-- Entries --
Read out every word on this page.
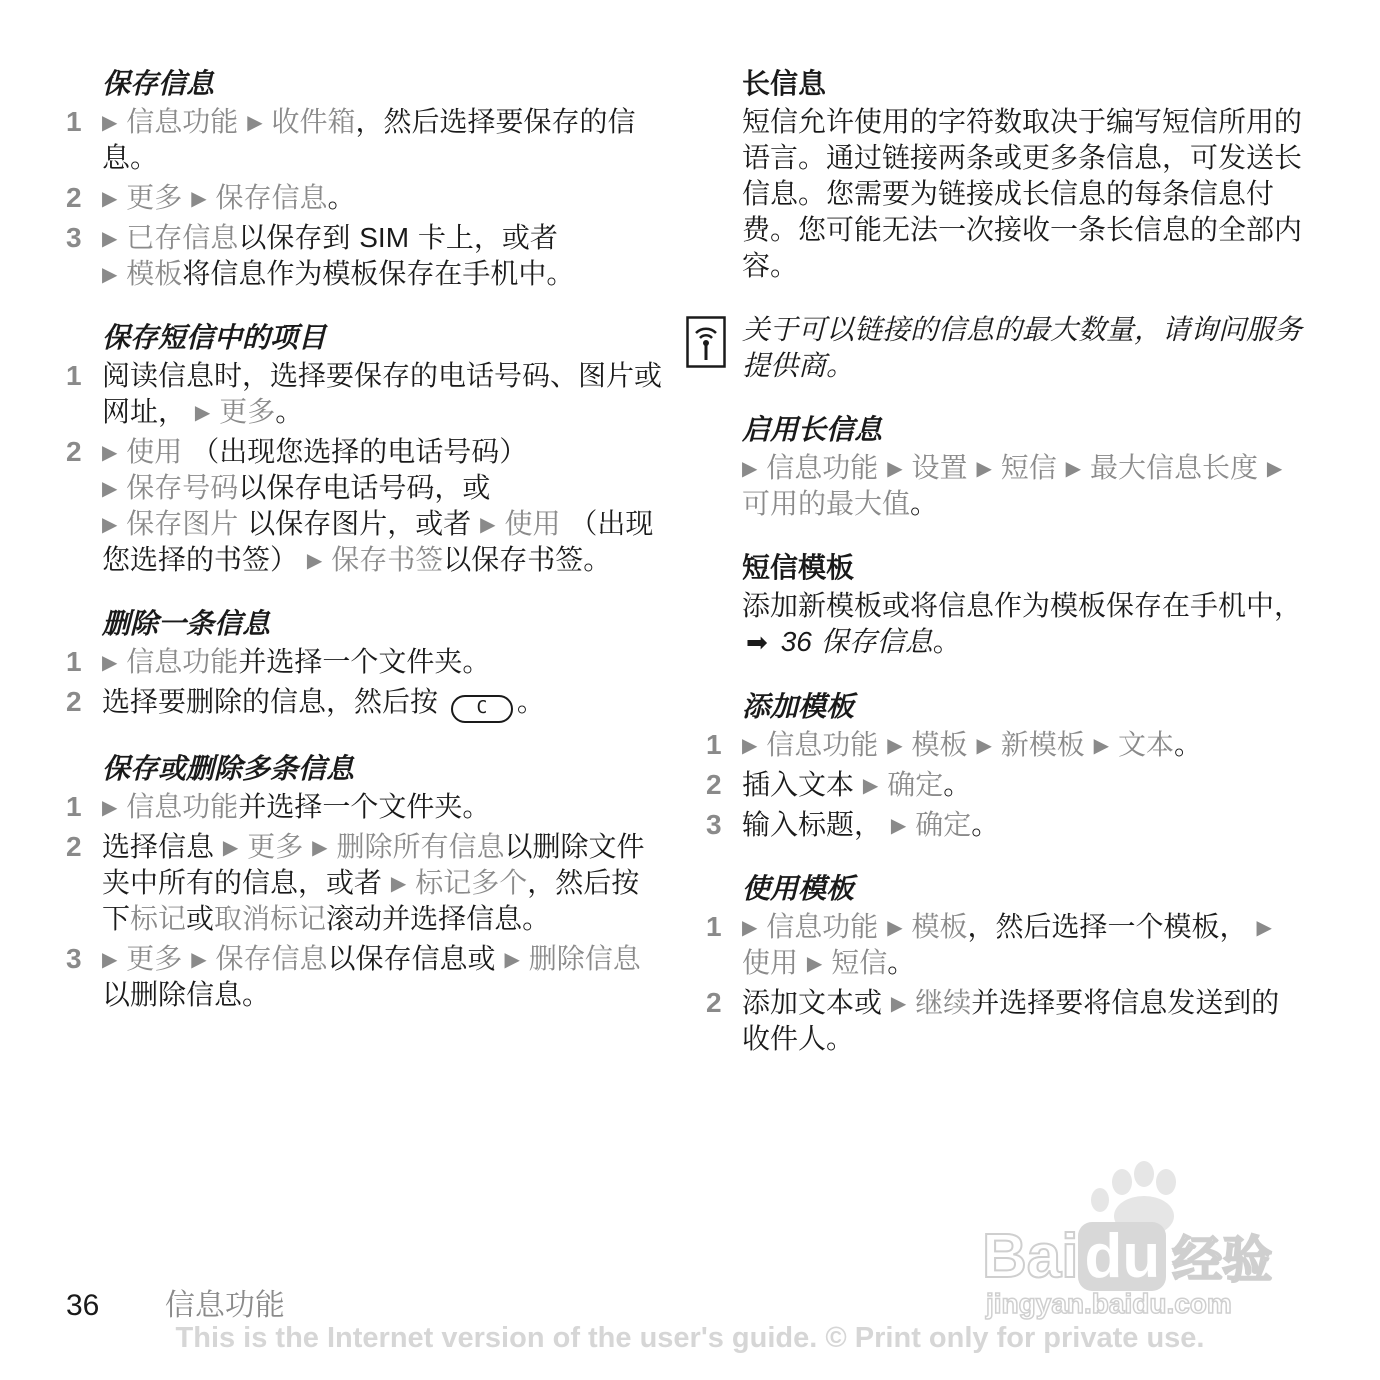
保存信息
1	▶ 信息功能 ▶ 收件箱，然后选择要保存的信息。
2	▶ 更多 ▶ 保存信息。
3	▶ 已存信息以保存到 SIM 卡上，或者
▶ 模板将信息作为模板保存在手机中。
保存短信中的项目
1 阅读信息时，选择要保存的电话号码、图片或网址， ▶ 更多。
2	▶ 使用 （出现您选择的电话号码）
▶ 保存号码以保存电话号码，或
▶ 保存图片 以保存图片，或者 ▶ 使用 （出现您选择的书签） ▶ 保存书签以保存书签。
删除一条信息
1	▶ 信息功能并选择一个文件夹。
2 选择要删除的信息，然后按 C 。
保存或删除多条信息
1	▶ 信息功能并选择一个文件夹。
2 选择信息 ▶ 更多 ▶ 删除所有信息以删除文件夹中所有的信息，或者 ▶ 标记多个，然后按下标记或取消标记滚动并选择信息。
3	▶ 更多 ▶ 保存信息以保存信息或 ▶ 删除信息以删除信息。
长信息
短信允许使用的字符数取决于编写短信所用的语言。通过链接两条或更多条信息，可发送长信息。您需要为链接成长信息的每条信息付费。您可能无法一次接收一条长信息的全部内容。
关于可以链接的信息的最大数量，请询问服务提供商。
启用长信息
▶ 信息功能 ▶ 设置 ▶ 短信 ▶ 最大信息长度 ▶ 可用的最大值。
短信模板
添加新模板或将信息作为模板保存在手机中， ➡ 36 保存信息。
添加模板
1	▶ 信息功能 ▶ 模板 ▶ 新模板 ▶ 文本。
2 插入文本 ▶ 确定。
3 输入标题， ▶ 确定。
使用模板
1	▶ 信息功能 ▶ 模板，然后选择一个模板， ▶ 使用 ▶ 短信。
2 添加文本或 ▶ 继续并选择要将信息发送到的收件人。
Baidu 经验
jingyan.baidu.com
36 信息功能
This is the Internet version of the user's guide. © Print only for private use.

-- Task statement --
Reproduce the whole listing exactly, but not the images in it.

-- Task result --
Read out every word on this page.
保存信息
1	▶ 信息功能 ▶ 收件箱，然后选择要保存的信息。
2	▶ 更多 ▶ 保存信息。
3	▶ 已存信息以保存到 SIM 卡上，或者
▶ 模板将信息作为模板保存在手机中。
保存短信中的项目
1 阅读信息时，选择要保存的电话号码、图片或网址， ▶ 更多。
2	▶ 使用 （出现您选择的电话号码）
▶ 保存号码以保存电话号码，或
▶ 保存图片 以保存图片，或者 ▶ 使用 （出现您选择的书签） ▶ 保存书签以保存书签。
删除一条信息
1	▶ 信息功能并选择一个文件夹。
2 选择要删除的信息，然后按 C 。
保存或删除多条信息
1	▶ 信息功能并选择一个文件夹。
2 选择信息 ▶ 更多 ▶ 删除所有信息以删除文件夹中所有的信息，或者 ▶ 标记多个，然后按下标记或取消标记滚动并选择信息。
3	▶ 更多 ▶ 保存信息以保存信息或 ▶ 删除信息以删除信息。
长信息
短信允许使用的字符数取决于编写短信所用的语言。通过链接两条或更多条信息，可发送长信息。您需要为链接成长信息的每条信息付费。您可能无法一次接收一条长信息的全部内容。
关于可以链接的信息的最大数量，请询问服务提供商。
启用长信息
▶ 信息功能 ▶ 设置 ▶ 短信 ▶ 最大信息长度 ▶ 可用的最大值。
短信模板
添加新模板或将信息作为模板保存在手机中， ➡ 36 保存信息。
添加模板
1	▶ 信息功能 ▶ 模板 ▶ 新模板 ▶ 文本。
2 插入文本 ▶ 确定。
3 输入标题， ▶ 确定。
使用模板
1	▶ 信息功能 ▶ 模板，然后选择一个模板， ▶ 使用 ▶ 短信。
2 添加文本或 ▶ 继续并选择要将信息发送到的收件人。
Baidu 经验
jingyan.baidu.com
36 信息功能
This is the Internet version of the user's guide. © Print only for private use.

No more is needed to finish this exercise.